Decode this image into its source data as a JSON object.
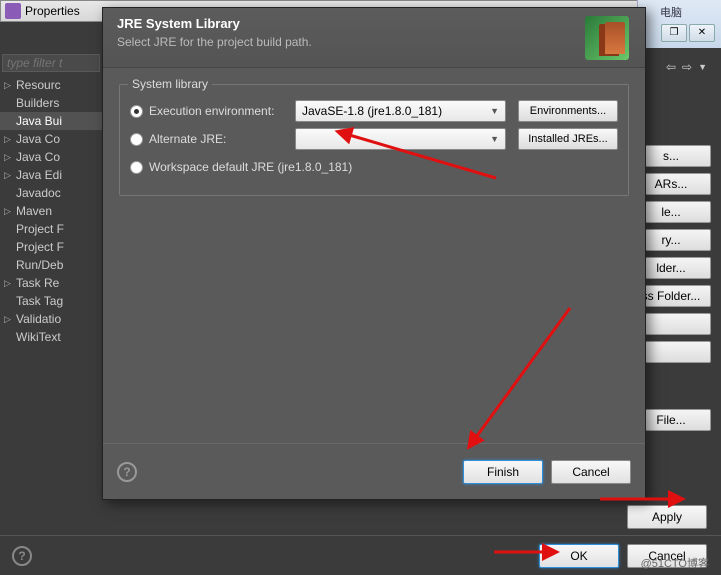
{
  "top_chrome": {
    "label": "电脑"
  },
  "bg": {
    "title": "Properties",
    "filter_placeholder": "type filter t"
  },
  "sidebar": {
    "items": [
      {
        "label": "Resourc",
        "arrow": true
      },
      {
        "label": "Builders",
        "arrow": false
      },
      {
        "label": "Java Bui",
        "arrow": false,
        "selected": true
      },
      {
        "label": "Java Co",
        "arrow": true
      },
      {
        "label": "Java Co",
        "arrow": true
      },
      {
        "label": "Java Edi",
        "arrow": true
      },
      {
        "label": "Javadoc",
        "arrow": false
      },
      {
        "label": "Maven",
        "arrow": true
      },
      {
        "label": "Project F",
        "arrow": false
      },
      {
        "label": "Project F",
        "arrow": false
      },
      {
        "label": "Run/Deb",
        "arrow": false
      },
      {
        "label": "Task Re",
        "arrow": true
      },
      {
        "label": "Task Tag",
        "arrow": false
      },
      {
        "label": "Validatio",
        "arrow": true
      },
      {
        "label": "WikiText",
        "arrow": false
      }
    ]
  },
  "right_buttons": [
    "s...",
    "ARs...",
    "le...",
    "ry...",
    "lder...",
    "ss Folder...",
    "",
    "",
    "File..."
  ],
  "apply_bar": {
    "apply": "Apply"
  },
  "bottom_bar": {
    "ok": "OK",
    "cancel": "Cancel"
  },
  "modal": {
    "title": "JRE System Library",
    "subtitle": "Select JRE for the project build path.",
    "fieldset_legend": "System library",
    "rows": {
      "exec_env": {
        "label": "Execution environment:",
        "value": "JavaSE-1.8 (jre1.8.0_181)",
        "btn": "Environments..."
      },
      "alt_jre": {
        "label": "Alternate JRE:",
        "value": "",
        "btn": "Installed JREs..."
      },
      "workspace": {
        "label": "Workspace default JRE (jre1.8.0_181)"
      }
    },
    "footer": {
      "finish": "Finish",
      "cancel": "Cancel"
    }
  },
  "watermark": "@51CTO博客"
}
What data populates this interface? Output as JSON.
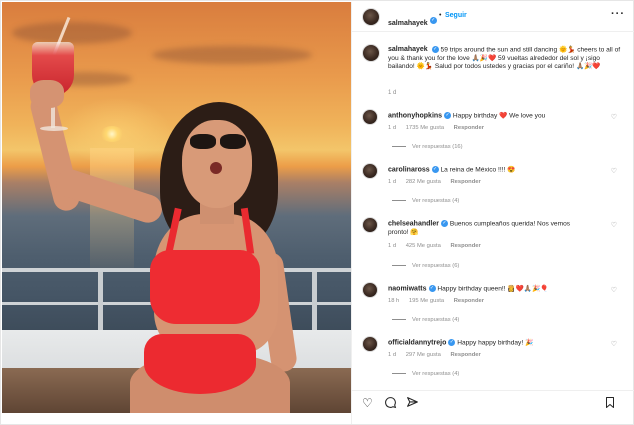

• _INSTRUCTIONS TO FOLLOW_:
Exclude the pictures. Write out the remaining data exactly.

• _OUTPUT FOR THIS TASK_:
Decode this image into its source data as a JSON object.
{
  "top_chrome": {
    "label": "电脑"
  },
  "bg": {
    "title": "Properties",
    "filter_placeholder": "type filter t"
  },
  "sidebar": {
    "items": [
      {
        "label": "Resourc",
        "arrow": true
      },
      {
        "label": "Builders",
        "arrow": false
      },
      {
        "label": "Java Bui",
        "arrow": false,
        "selected": true
      },
      {
        "label": "Java Co",
        "arrow": true
      },
      {
        "label": "Java Co",
        "arrow": true
      },
      {
        "label": "Java Edi",
        "arrow": true
      },
      {
        "label": "Javadoc",
        "arrow": false
      },
      {
        "label": "Maven",
        "arrow": true
      },
      {
        "label": "Project F",
        "arrow": false
      },
      {
        "label": "Project F",
        "arrow": false
      },
      {
        "label": "Run/Deb",
        "arrow": false
      },
      {
        "label": "Task Re",
        "arrow": true
      },
      {
        "label": "Task Tag",
        "arrow": false
      },
      {
        "label": "Validatio",
        "arrow": true
      },
      {
        "label": "WikiText",
        "arrow": false
      }
    ]
  },
  "right_buttons": [
    "s...",
    "ARs...",
    "le...",
    "ry...",
    "lder...",
    "ss Folder...",
    "",
    "",
    "File..."
  ],
  "apply_bar": {
    "apply": "Apply"
  },
  "bottom_bar": {
    "ok": "OK",
    "cancel": "Cancel"
  },
  "modal": {
    "title": "JRE System Library",
    "subtitle": "Select JRE for the project build path.",
    "fieldset_legend": "System library",
    "rows": {
      "exec_env": {
        "label": "Execution environment:",
        "value": "JavaSE-1.8 (jre1.8.0_181)",
        "btn": "Environments..."
      },
      "alt_jre": {
        "label": "Alternate JRE:",
        "value": "",
        "btn": "Installed JREs..."
      },
      "workspace": {
        "label": "Workspace default JRE (jre1.8.0_181)"
      }
    },
    "footer": {
      "finish": "Finish",
      "cancel": "Cancel"
    }
  },
  "watermark": "@51CTO博客"
}
What data populates this interface? Output as JSON.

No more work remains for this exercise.